▶ **The problem**:
Copy each line below that includes "Laune".
━━━━━━━━━━
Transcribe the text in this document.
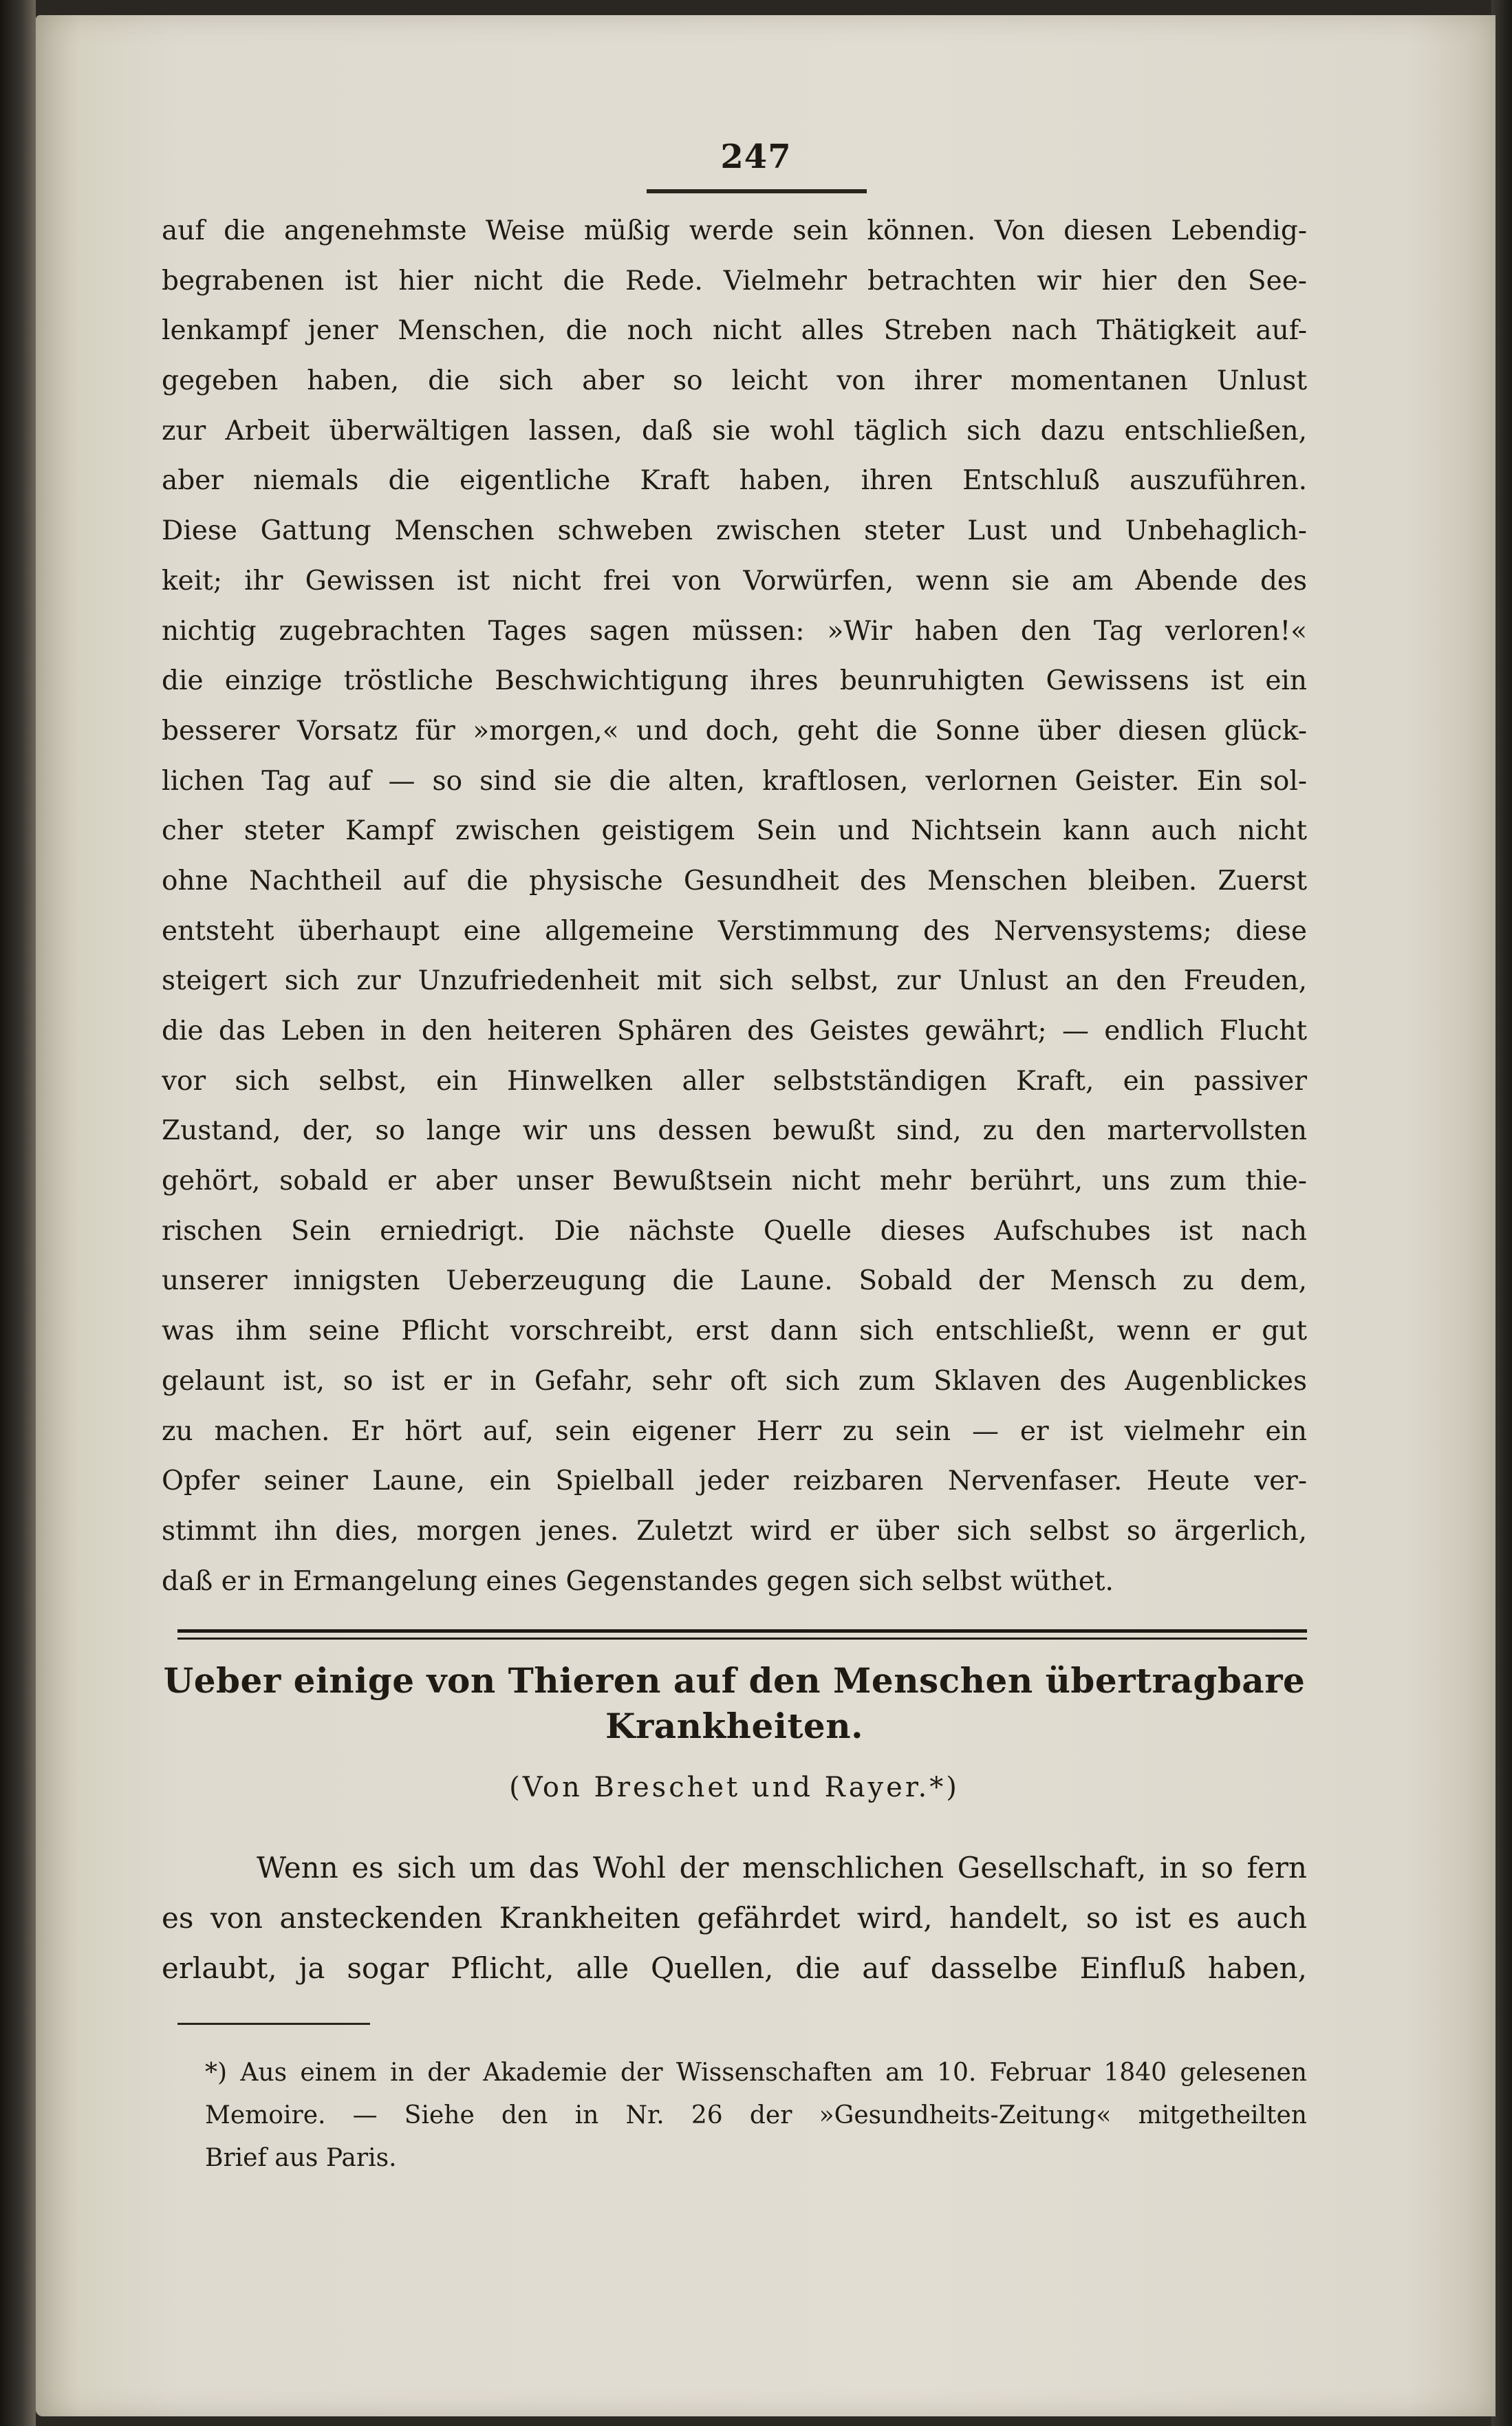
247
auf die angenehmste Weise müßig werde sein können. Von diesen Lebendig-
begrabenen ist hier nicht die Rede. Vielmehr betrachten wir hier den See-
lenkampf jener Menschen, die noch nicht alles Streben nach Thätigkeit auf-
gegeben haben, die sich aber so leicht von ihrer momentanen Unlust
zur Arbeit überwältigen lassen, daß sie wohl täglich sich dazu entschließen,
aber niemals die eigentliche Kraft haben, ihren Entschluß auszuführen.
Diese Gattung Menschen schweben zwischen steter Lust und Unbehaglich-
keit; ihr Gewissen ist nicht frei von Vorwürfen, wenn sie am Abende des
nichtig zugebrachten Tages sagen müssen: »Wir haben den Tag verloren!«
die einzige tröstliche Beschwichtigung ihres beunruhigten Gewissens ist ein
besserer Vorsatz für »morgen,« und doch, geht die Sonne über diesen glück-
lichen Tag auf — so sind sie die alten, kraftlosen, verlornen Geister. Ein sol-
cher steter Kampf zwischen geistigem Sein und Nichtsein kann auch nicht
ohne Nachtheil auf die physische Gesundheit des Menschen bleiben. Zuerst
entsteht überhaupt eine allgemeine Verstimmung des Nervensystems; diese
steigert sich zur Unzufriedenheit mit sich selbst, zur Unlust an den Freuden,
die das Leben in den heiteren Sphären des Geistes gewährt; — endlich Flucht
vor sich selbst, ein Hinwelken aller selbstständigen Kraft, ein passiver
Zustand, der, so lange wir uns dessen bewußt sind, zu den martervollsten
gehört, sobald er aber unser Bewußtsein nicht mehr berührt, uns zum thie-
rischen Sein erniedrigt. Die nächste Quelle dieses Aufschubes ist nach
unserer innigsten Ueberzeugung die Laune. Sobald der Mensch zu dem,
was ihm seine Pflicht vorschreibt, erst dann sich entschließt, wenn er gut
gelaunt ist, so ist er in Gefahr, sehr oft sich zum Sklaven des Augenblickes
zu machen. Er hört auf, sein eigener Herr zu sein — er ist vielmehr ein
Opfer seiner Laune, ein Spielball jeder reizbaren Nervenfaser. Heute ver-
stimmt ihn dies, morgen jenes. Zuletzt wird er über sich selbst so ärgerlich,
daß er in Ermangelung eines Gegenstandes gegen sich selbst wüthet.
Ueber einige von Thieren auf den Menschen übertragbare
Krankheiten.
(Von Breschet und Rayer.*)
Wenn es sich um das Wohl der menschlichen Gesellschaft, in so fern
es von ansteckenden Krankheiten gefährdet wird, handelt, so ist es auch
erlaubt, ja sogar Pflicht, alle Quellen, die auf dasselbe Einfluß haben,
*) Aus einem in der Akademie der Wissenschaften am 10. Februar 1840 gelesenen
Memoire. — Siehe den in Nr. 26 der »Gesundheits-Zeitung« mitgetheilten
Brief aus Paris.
━━━━━━━━━━
▶ **Right answer**:
unserer innigsten Ueberzeugung die Laune. Sobald der Mensch zu dem,
Opfer seiner Laune, ein Spielball jeder reizbaren Nervenfaser. Heute ver-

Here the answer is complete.